● **Consigne 1**: Dans l'extrait sur la réforme de l'Etat, relevez tous les adjectifs qui qualifient les mutations du contexte auquel l'Etat doit être adapté.

● **Extrait choisi**:
--------------------------------

XALIMANEWS- Dès ses premiers mois à la tête de l’Etat, le Président Macky Sall a préconisé la réforme de l’Etat en demandant «à actualiser, avec l’appui de la Délégation générale à la réforme de l’Etat et à l’assistance technique, le schéma directeur de la réforme de l’Etat sous le format d’un Schéma directeur de modernisation de l’action publique». Quelques réformes ont été entreprises, par à-coups, mais il demeure que les politiques, les procédures et l’organisation de l’Etat ont besoin d’être adaptées à un contexte de mutations politiques, institutionnelles, économiques et sociales. A la foire des idées, il devrait être intéressant de se pencher sur certaines hautes fonctions publiques pour en redéfinir les cadres institutionnels ainsi que les règles de fonctionnement.
Gouverneur de région, une fonction devenue obsolète
Qui peut aujourd’hui dire à quoi peut servir un gouverneur de région dans une situation où l’échelon du Conseil régional a été supprimé de l’organisation de l’Administration territoriale ? Surtout qu’à la faveur de la politique de décentralisation approfondie, avec le renforcement des compétences des collectivités locales, les préfets et sous-préfets assurent, de manière effective et directe, le contrôle et la représentation de l’Etat auprès de ces collectivités locales que sont les Conseils départementaux et les mairies. La fonction de gouverneur de région devient ainsi obsolète, car sa mission se résume à une simple fonction de représentant de l’Etat, fonction déjà assurée par ailleurs. Théoriquement, le gouverneur de région continue de coordonner les activités des préfets sous sa tutelle, mais dans la réalité, cette mission devient une fiction administrative. On devrait alors songer, dans la perspective des réformes nécessaires et indispensables de l’Etat, en vue d’une meilleure fonctionnalité et plus d’efficience, à supprimer la fonction de gouverneur de région. En effet, les préfets des départements pourront davantage avoir les coudées franches et cette réforme permettrait de réaliser des économies budgétaires et de renforcer les services des préfectures en les dotant des certaines compétences techniques. Ce serait d’ailleurs l’occasion d’ériger des préfectures fortes en les pourvoyant en ressources humaines et moyens matériels.

--------------------------------

● **Données fournies**:
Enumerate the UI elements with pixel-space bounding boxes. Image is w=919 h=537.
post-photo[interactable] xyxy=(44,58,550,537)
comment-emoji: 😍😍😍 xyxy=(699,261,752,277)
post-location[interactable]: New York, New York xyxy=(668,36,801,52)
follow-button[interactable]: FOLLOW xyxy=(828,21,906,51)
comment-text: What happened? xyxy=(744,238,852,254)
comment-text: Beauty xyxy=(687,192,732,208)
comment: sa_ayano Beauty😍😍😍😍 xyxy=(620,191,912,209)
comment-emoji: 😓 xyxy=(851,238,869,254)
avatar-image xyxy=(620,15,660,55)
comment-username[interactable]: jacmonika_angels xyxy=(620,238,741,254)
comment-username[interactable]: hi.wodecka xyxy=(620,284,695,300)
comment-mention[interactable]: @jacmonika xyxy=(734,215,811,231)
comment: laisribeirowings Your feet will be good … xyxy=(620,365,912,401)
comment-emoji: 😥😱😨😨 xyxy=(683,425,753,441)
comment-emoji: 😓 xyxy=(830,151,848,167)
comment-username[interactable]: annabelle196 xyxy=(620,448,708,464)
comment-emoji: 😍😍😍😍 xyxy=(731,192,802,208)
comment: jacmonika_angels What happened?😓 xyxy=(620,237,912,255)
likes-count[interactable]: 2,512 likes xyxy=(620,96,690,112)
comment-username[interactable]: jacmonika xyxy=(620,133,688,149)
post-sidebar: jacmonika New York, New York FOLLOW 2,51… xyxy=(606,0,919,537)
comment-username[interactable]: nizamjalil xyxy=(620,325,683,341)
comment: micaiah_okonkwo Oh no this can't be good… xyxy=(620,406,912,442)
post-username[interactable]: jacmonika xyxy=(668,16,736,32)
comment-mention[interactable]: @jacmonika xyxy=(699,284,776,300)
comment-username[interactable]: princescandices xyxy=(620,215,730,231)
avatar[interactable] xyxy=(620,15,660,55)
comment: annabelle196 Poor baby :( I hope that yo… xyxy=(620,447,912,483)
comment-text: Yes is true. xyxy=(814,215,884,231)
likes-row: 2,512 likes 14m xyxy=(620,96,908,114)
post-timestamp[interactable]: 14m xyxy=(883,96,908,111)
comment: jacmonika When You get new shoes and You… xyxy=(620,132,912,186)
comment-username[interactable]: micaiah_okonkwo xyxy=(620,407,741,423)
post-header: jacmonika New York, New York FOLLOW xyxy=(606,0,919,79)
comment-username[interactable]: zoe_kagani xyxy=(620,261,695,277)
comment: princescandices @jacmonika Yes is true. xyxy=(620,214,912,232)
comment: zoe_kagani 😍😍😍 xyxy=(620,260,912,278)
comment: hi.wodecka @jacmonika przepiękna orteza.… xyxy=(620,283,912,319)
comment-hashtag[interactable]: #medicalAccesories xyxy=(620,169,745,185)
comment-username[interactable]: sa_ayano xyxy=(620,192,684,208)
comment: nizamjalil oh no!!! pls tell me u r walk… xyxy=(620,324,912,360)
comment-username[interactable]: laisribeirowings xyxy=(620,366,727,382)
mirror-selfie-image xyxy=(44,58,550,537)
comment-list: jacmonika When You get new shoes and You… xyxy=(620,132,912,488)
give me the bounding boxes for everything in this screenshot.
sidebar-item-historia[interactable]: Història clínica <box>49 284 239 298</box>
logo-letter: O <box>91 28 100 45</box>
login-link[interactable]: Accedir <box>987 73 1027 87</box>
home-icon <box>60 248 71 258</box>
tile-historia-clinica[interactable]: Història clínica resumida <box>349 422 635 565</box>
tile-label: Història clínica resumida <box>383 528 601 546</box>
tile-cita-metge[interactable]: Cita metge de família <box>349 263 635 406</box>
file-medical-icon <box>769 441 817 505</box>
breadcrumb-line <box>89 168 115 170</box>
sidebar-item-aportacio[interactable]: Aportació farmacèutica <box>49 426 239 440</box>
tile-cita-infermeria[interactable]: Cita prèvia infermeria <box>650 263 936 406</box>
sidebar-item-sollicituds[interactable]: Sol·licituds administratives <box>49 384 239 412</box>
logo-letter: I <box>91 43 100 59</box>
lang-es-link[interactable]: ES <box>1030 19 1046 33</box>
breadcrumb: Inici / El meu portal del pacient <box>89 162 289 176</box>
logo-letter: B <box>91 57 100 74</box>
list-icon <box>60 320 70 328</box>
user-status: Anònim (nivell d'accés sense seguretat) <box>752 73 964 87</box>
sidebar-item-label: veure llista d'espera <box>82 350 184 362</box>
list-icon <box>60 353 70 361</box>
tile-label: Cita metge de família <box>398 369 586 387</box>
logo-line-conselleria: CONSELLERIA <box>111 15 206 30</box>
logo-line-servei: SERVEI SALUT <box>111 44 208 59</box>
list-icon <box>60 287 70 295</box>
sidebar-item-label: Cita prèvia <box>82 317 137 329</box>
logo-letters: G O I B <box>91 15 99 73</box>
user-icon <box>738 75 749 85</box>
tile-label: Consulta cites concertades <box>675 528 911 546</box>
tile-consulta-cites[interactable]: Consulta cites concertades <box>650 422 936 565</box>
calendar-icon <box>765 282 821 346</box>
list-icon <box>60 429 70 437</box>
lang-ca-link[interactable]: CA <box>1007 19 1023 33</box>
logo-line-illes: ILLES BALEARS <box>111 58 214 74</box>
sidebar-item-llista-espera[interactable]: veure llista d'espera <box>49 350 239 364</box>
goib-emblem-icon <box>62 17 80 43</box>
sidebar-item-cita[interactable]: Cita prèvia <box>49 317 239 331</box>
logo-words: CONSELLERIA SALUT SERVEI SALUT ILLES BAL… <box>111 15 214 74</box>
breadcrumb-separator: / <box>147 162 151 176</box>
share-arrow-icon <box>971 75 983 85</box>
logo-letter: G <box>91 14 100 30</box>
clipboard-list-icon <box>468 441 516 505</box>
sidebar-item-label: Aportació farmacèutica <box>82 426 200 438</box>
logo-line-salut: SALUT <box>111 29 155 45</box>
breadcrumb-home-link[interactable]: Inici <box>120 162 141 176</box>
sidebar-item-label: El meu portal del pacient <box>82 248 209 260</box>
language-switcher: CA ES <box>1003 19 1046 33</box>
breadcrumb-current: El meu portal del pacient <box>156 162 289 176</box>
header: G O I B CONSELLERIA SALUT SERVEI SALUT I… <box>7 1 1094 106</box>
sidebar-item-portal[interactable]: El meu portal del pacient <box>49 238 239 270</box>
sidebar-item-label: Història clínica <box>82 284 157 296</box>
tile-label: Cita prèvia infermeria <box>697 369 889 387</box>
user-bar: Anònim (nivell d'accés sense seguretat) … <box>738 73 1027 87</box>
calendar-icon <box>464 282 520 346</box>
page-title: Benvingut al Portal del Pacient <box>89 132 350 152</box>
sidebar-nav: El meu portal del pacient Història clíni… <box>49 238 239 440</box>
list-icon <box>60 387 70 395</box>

--------------------------------

● **Consigne 2**: Renommez « comment-emoji » en « emoji-commentaire » dans les enregistrements, du début jusqu'à la ligne contenant « follow-button[interactable]: FOLLOW xyxy=(828,21,906,51) » incluse, puis redonnez ces seules lignes sans rien y changer d'autre.

● **Résultat 1**: politiques, institutionnelles, économiques, sociales

● **Résultat 2**:
Enumerate the UI elements with pixel-space bounding boxes. Image is w=919 h=537.
post-photo[interactable] xyxy=(44,58,550,537)
emoji-commentaire: 😍😍😍 xyxy=(699,261,752,277)
post-location[interactable]: New York, New York xyxy=(668,36,801,52)
follow-button[interactable]: FOLLOW xyxy=(828,21,906,51)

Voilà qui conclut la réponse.